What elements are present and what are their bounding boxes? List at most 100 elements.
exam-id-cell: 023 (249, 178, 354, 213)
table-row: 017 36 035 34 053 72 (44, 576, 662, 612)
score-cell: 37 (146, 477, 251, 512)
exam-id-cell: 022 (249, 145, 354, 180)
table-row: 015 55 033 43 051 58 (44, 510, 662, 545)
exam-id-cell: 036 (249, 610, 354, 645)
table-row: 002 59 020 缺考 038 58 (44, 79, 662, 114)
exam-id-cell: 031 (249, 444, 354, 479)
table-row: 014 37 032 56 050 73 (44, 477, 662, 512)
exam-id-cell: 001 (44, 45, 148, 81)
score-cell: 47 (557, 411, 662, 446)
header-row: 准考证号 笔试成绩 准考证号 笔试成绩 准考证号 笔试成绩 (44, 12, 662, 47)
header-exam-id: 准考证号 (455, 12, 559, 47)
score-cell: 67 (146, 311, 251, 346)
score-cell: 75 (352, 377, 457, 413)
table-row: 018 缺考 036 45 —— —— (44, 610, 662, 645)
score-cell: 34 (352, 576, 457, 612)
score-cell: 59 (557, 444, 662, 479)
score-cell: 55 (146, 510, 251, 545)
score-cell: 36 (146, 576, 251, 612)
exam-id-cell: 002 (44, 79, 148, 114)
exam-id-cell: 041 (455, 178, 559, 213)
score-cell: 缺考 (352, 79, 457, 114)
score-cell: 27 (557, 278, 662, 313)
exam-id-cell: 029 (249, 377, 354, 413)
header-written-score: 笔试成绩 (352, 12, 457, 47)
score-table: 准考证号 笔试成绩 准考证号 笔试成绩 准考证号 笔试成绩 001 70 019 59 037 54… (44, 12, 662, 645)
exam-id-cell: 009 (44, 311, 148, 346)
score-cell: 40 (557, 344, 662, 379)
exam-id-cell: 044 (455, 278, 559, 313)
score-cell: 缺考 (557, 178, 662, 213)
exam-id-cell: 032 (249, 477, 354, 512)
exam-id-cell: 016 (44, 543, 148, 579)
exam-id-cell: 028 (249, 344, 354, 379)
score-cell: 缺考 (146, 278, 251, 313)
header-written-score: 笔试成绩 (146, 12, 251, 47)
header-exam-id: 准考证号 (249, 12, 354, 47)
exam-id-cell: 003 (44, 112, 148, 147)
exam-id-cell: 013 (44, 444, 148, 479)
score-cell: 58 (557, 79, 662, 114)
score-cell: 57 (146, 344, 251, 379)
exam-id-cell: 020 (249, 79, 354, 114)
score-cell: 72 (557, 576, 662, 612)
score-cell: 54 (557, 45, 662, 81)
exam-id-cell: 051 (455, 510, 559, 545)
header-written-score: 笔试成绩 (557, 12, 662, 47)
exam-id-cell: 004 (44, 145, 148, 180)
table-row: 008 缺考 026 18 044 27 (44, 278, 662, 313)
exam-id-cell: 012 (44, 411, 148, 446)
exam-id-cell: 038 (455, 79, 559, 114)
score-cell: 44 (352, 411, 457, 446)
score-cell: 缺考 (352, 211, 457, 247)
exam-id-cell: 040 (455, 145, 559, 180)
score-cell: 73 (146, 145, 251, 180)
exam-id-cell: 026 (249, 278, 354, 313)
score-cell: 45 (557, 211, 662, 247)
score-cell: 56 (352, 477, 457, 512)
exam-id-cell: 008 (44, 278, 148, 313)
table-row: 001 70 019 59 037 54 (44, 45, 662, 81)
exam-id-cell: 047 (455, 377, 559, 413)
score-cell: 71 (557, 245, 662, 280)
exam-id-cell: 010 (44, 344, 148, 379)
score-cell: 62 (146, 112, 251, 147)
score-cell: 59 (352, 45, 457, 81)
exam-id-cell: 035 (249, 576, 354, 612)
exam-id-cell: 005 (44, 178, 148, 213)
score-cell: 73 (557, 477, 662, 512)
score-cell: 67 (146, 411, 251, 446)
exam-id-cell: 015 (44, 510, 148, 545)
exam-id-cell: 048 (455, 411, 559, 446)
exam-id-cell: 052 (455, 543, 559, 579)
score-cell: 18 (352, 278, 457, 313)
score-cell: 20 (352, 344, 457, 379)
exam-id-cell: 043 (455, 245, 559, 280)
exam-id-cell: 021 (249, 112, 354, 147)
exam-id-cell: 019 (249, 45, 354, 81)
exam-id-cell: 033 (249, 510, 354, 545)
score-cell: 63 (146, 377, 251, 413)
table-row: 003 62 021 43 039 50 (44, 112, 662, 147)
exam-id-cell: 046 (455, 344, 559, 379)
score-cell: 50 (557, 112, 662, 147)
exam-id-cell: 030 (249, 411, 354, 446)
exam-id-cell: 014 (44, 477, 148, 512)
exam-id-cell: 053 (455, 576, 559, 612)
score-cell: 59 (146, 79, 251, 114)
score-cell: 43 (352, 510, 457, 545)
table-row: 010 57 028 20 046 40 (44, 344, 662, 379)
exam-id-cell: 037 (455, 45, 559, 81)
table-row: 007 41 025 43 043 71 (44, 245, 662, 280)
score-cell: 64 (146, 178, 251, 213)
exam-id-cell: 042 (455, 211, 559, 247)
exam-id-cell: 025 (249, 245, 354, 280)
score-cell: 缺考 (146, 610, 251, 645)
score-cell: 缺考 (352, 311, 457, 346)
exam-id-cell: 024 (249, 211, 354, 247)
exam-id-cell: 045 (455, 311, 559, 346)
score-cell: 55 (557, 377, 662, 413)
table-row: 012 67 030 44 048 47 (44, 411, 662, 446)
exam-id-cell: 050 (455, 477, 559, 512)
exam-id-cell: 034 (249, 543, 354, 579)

• • • • •

▶ [Условие задачи]
Пожалуйста, процитируйте без изменений строки от самой первой до строки с «exam-id-cell: 028 (249, 344, 354, 379)» включительно.

▶ [Выполненное задание]
What elements are present and what are their bounding boxes? List at most 100 elements.
exam-id-cell: 023 (249, 178, 354, 213)
table-row: 017 36 035 34 053 72 (44, 576, 662, 612)
score-cell: 37 (146, 477, 251, 512)
exam-id-cell: 022 (249, 145, 354, 180)
table-row: 015 55 033 43 051 58 (44, 510, 662, 545)
exam-id-cell: 036 (249, 610, 354, 645)
table-row: 002 59 020 缺考 038 58 (44, 79, 662, 114)
exam-id-cell: 031 (249, 444, 354, 479)
table-row: 014 37 032 56 050 73 (44, 477, 662, 512)
exam-id-cell: 001 (44, 45, 148, 81)
score-cell: 47 (557, 411, 662, 446)
header-row: 准考证号 笔试成绩 准考证号 笔试成绩 准考证号 笔试成绩 (44, 12, 662, 47)
header-exam-id: 准考证号 (455, 12, 559, 47)
score-cell: 67 (146, 311, 251, 346)
score-cell: 75 (352, 377, 457, 413)
table-row: 018 缺考 036 45 —— —— (44, 610, 662, 645)
score-cell: 34 (352, 576, 457, 612)
score-cell: 59 (557, 444, 662, 479)
score-cell: 55 (146, 510, 251, 545)
score-cell: 36 (146, 576, 251, 612)
exam-id-cell: 002 (44, 79, 148, 114)
exam-id-cell: 041 (455, 178, 559, 213)
score-cell: 缺考 (352, 79, 457, 114)
score-cell: 27 (557, 278, 662, 313)
exam-id-cell: 029 (249, 377, 354, 413)
header-written-score: 笔试成绩 (352, 12, 457, 47)
score-table: 准考证号 笔试成绩 准考证号 笔试成绩 准考证号 笔试成绩 001 70 019 59 037 54… (44, 12, 662, 645)
exam-id-cell: 009 (44, 311, 148, 346)
score-cell: 40 (557, 344, 662, 379)
exam-id-cell: 044 (455, 278, 559, 313)
score-cell: 缺考 (557, 178, 662, 213)
exam-id-cell: 032 (249, 477, 354, 512)
exam-id-cell: 016 (44, 543, 148, 579)
exam-id-cell: 028 (249, 344, 354, 379)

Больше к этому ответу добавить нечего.